Set exercise – Copy every line from the material below that holds "intro".

Material provided –

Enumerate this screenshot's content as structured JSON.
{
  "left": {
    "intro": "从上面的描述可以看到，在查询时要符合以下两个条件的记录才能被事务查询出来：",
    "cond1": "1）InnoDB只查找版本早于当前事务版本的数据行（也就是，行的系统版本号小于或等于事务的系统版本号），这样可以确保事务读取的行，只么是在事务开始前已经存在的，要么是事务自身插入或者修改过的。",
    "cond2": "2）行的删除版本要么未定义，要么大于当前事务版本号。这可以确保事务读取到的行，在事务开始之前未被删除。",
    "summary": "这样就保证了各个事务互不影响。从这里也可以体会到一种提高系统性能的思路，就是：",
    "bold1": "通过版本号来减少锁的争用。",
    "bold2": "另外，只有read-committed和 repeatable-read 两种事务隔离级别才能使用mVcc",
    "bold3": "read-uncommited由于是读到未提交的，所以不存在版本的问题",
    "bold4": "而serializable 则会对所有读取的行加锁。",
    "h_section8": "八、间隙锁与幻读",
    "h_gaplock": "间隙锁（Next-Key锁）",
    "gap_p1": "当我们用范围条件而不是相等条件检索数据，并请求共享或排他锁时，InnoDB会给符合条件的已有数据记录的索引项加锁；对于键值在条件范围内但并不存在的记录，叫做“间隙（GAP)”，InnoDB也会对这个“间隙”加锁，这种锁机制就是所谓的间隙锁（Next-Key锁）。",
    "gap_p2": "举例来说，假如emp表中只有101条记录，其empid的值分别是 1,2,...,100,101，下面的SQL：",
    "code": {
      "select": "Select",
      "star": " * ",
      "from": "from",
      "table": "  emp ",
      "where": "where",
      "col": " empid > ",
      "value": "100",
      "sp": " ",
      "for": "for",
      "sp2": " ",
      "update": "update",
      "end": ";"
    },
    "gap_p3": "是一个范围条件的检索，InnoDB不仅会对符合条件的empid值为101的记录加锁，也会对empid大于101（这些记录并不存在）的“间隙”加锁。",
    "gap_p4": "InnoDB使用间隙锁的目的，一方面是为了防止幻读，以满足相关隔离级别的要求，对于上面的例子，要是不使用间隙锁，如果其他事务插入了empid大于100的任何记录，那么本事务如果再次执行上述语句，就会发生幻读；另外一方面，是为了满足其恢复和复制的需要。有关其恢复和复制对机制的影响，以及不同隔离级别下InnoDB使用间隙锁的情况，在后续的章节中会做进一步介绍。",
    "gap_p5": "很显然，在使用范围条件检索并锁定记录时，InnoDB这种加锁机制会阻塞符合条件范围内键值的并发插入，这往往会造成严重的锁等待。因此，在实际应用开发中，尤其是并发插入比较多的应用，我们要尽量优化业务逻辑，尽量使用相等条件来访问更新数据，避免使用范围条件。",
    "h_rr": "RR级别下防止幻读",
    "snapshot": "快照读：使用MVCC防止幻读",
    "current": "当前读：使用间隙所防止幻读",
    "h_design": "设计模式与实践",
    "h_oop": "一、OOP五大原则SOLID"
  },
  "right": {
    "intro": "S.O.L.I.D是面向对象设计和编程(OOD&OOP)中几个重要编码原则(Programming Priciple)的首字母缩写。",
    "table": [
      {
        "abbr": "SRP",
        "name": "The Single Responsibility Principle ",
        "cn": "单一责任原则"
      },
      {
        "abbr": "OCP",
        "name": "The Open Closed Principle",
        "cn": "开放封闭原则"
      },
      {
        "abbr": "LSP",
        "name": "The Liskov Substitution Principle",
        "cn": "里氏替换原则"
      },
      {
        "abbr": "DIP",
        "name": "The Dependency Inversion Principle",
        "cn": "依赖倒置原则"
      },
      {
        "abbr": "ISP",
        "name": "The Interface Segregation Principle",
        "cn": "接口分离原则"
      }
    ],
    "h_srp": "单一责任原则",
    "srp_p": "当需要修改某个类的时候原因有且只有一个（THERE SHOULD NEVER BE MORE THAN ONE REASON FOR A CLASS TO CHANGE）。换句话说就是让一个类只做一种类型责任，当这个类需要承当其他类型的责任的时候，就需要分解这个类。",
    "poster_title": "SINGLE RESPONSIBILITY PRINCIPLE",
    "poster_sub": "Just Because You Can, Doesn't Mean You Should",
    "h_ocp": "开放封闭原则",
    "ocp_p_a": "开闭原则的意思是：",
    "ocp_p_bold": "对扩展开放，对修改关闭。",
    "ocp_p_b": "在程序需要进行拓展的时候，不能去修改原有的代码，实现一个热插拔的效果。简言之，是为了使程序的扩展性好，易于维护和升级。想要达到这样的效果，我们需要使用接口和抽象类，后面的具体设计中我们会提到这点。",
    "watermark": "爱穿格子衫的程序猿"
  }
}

Written solution –
    "intro": "从上面的描述可以看到，在查询时要符合以下两个条件的记录才能被事务查询出来：",
    "intro": "S.O.L.I.D是面向对象设计和编程(OOD&OOP)中几个重要编码原则(Programming Priciple)的首字母缩写。",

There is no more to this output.